# Information given
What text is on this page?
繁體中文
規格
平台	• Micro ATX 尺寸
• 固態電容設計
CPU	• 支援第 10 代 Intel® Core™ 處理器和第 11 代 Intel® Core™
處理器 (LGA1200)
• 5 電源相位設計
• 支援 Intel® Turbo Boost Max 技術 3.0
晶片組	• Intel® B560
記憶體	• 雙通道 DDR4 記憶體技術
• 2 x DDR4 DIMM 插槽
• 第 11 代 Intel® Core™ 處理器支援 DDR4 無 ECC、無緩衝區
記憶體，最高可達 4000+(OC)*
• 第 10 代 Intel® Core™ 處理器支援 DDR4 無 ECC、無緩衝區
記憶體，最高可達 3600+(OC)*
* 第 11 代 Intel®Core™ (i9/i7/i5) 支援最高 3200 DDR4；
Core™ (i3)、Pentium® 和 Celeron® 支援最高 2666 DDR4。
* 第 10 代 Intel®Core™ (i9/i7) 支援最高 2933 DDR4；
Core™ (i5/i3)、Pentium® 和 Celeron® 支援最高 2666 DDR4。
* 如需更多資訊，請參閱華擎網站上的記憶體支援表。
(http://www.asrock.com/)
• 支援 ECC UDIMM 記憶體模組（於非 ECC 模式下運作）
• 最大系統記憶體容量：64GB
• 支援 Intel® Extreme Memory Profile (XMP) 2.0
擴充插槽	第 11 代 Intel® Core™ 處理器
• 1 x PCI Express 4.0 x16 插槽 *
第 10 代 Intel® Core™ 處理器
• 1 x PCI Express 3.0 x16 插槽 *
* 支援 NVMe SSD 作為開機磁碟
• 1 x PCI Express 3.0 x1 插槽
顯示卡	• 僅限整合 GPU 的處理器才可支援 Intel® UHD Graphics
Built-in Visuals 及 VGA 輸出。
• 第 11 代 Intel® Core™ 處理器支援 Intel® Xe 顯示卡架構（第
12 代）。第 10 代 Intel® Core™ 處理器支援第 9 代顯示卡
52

# Challenge
List each line of the entries that holds the string "Celeron".

# Right answer
Core™ (i3)、Pentium® 和 Celeron® 支援最高 2666 DDR4。
Core™ (i5/i3)、Pentium® 和 Celeron® 支援最高 2666 DDR4。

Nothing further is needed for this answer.